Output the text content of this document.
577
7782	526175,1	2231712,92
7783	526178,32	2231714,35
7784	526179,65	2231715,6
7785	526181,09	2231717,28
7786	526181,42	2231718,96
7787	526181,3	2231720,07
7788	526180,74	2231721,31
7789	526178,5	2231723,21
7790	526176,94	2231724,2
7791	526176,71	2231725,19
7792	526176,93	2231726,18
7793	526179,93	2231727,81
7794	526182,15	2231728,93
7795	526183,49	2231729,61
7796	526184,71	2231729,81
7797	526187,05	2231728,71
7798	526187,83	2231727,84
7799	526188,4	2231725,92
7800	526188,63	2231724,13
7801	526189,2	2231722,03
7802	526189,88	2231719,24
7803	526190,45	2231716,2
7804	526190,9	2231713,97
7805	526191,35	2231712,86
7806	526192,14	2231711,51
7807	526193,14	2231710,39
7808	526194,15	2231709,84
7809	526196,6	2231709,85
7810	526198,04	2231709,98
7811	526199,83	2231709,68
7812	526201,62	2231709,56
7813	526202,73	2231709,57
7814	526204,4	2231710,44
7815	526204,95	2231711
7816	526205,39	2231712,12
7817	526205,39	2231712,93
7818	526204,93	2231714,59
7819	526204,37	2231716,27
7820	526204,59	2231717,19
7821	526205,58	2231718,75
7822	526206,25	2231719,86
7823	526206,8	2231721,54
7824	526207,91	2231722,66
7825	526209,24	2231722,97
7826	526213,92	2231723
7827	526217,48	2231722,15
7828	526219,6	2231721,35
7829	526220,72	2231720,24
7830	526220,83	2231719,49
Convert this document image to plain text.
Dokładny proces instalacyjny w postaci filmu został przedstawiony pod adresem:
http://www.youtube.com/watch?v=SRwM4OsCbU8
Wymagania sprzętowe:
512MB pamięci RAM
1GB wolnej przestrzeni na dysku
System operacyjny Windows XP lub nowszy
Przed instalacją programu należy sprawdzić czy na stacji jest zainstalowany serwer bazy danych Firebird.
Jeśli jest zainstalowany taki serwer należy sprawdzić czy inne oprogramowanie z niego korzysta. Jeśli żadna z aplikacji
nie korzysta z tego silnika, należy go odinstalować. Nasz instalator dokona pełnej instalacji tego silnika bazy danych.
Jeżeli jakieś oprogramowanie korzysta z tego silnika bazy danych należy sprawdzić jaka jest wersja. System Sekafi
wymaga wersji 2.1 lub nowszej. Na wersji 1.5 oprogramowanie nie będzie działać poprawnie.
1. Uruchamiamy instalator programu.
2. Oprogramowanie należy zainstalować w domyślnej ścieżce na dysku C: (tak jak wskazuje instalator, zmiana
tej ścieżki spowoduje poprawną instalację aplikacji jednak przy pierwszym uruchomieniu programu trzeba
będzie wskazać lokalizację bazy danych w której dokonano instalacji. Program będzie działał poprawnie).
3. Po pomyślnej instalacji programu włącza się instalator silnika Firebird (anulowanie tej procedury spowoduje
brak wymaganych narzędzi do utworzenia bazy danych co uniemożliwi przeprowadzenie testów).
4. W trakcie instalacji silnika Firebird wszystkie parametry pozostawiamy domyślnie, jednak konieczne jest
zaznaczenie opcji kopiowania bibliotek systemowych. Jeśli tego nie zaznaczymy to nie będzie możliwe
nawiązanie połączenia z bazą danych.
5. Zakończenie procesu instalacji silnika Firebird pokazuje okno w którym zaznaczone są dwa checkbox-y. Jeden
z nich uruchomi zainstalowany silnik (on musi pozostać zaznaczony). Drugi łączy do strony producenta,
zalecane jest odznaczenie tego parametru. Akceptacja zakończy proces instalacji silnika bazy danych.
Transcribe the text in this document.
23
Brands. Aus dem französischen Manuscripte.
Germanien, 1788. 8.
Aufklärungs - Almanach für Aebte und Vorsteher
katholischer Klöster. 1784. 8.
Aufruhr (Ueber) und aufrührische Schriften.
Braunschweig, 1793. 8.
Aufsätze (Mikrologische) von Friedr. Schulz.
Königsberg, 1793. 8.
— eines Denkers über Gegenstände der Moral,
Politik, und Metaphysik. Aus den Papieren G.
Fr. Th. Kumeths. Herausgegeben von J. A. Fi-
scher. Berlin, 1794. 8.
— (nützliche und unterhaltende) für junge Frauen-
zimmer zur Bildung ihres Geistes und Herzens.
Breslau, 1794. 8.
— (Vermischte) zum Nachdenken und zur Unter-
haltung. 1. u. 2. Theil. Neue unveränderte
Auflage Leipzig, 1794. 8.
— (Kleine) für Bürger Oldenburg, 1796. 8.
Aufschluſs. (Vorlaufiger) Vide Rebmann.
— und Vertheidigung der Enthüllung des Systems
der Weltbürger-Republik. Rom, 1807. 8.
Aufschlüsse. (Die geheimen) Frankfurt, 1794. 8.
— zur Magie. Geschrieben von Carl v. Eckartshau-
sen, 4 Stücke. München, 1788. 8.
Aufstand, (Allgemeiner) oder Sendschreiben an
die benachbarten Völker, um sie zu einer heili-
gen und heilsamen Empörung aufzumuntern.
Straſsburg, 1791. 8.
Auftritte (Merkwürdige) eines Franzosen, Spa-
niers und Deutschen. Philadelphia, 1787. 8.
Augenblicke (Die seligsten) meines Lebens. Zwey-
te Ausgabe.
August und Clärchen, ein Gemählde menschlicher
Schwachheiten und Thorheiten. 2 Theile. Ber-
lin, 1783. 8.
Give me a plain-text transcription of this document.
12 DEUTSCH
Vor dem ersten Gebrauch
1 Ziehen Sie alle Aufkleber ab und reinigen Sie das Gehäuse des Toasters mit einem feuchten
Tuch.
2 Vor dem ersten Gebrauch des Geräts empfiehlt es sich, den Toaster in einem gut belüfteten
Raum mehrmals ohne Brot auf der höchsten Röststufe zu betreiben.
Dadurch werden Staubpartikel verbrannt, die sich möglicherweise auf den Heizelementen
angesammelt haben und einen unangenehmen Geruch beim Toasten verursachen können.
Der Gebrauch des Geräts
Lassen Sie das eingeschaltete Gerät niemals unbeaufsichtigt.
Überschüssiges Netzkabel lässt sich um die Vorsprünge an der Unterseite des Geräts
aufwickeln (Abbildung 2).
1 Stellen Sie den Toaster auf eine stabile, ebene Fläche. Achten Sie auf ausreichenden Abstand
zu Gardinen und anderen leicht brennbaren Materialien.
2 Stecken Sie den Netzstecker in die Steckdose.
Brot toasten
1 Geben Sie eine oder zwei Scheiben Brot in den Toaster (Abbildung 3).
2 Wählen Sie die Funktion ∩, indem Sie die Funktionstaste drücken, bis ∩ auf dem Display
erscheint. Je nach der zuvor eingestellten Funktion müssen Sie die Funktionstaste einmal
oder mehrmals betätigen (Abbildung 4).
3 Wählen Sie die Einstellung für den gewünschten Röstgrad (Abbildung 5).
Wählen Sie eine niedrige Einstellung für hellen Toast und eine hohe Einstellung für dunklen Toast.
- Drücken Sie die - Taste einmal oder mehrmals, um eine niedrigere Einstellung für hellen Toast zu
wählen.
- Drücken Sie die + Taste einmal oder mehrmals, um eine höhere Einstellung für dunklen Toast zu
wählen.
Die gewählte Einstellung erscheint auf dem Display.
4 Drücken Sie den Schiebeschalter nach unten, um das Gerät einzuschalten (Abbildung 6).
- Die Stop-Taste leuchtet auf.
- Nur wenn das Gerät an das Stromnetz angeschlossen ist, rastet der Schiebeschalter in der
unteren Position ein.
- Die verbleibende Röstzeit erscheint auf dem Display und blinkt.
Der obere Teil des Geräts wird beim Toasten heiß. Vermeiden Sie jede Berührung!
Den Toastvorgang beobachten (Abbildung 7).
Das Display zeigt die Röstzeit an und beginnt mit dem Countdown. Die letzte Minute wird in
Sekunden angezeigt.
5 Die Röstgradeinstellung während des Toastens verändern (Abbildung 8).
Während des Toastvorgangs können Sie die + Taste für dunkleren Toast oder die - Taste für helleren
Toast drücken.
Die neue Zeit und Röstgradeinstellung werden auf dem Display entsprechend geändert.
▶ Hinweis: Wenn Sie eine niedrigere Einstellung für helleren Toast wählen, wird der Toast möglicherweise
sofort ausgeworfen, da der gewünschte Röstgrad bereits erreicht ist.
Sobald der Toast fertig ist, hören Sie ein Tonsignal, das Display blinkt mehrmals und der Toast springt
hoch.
■ ■ ■ ■
In the records above, how many lines include "Brot"? Give that number and nothing more.

**RESPONSE TO THE TASK:** 3